▶ [JOB] Find the word "size" in the data. Return every line where it appears.

▶ [RECORD SET]

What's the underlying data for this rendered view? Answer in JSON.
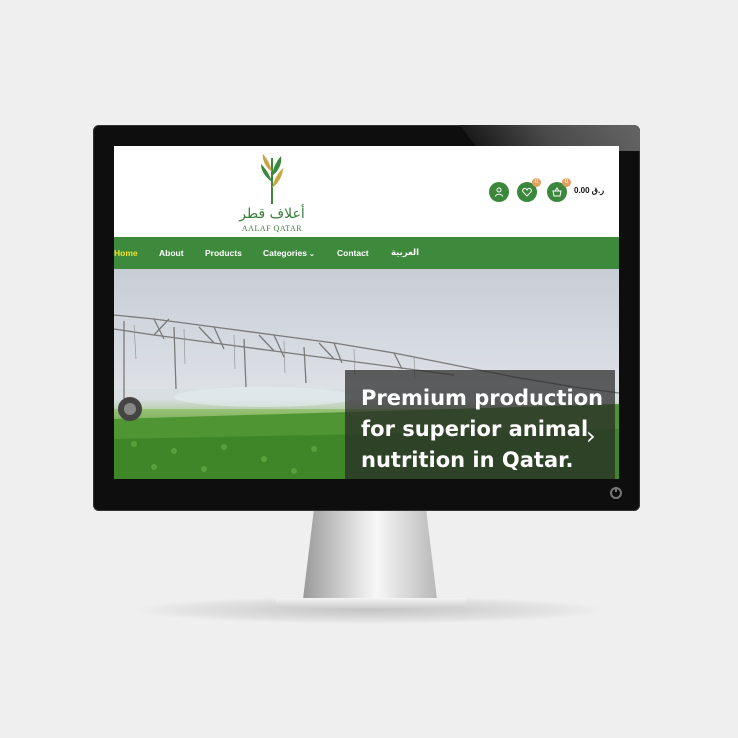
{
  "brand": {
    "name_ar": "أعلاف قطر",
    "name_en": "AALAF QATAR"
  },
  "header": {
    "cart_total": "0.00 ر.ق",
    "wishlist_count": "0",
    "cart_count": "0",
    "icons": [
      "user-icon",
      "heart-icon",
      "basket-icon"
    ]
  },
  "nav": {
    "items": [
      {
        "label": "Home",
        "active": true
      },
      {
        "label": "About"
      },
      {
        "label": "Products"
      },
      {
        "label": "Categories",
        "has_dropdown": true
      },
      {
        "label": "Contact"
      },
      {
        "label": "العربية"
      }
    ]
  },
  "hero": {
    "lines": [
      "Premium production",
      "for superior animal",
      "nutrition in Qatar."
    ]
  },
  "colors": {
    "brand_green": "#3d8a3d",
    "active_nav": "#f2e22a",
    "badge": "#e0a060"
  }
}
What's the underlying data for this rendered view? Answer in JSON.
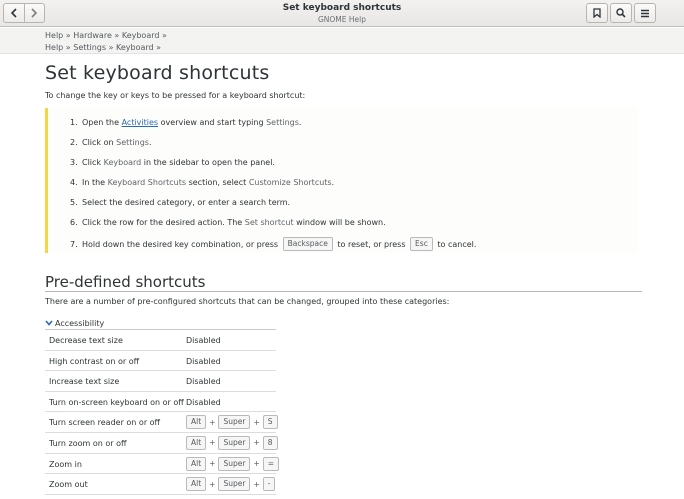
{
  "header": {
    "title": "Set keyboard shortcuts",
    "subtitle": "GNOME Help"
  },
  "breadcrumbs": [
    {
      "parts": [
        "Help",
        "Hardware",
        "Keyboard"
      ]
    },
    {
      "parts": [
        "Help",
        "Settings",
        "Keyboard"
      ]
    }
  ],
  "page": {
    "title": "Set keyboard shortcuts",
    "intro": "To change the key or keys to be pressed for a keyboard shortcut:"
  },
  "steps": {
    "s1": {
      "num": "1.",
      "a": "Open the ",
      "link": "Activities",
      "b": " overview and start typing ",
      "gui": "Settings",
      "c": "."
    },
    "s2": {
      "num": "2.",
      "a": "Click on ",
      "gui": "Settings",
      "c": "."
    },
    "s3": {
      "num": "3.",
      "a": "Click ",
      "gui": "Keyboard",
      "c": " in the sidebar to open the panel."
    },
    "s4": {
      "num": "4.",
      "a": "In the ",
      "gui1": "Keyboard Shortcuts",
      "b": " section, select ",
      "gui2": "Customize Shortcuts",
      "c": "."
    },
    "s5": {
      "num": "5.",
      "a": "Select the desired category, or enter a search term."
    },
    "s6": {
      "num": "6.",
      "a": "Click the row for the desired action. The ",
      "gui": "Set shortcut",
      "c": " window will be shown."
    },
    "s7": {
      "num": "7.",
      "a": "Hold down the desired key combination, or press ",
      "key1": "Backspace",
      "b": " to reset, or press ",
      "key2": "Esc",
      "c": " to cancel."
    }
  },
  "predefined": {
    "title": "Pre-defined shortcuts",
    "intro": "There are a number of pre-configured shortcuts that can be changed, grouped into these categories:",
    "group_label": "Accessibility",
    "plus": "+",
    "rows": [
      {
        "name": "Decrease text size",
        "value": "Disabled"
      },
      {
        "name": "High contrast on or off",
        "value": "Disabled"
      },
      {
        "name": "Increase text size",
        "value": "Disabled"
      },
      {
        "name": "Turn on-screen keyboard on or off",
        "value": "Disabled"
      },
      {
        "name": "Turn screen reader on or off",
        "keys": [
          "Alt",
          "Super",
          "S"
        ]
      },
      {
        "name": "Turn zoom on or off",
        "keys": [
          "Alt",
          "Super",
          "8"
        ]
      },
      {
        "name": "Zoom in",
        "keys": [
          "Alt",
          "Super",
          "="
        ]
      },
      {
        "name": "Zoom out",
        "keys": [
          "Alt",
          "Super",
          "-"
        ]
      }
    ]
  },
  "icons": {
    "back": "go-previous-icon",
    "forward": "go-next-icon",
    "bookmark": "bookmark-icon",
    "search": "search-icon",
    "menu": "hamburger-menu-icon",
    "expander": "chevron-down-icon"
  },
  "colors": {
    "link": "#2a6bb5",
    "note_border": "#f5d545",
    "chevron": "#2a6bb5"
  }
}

▶ [SOLUTION TO THIS TASK]
        "name": "Decrease text size",
        "name": "Increase text size",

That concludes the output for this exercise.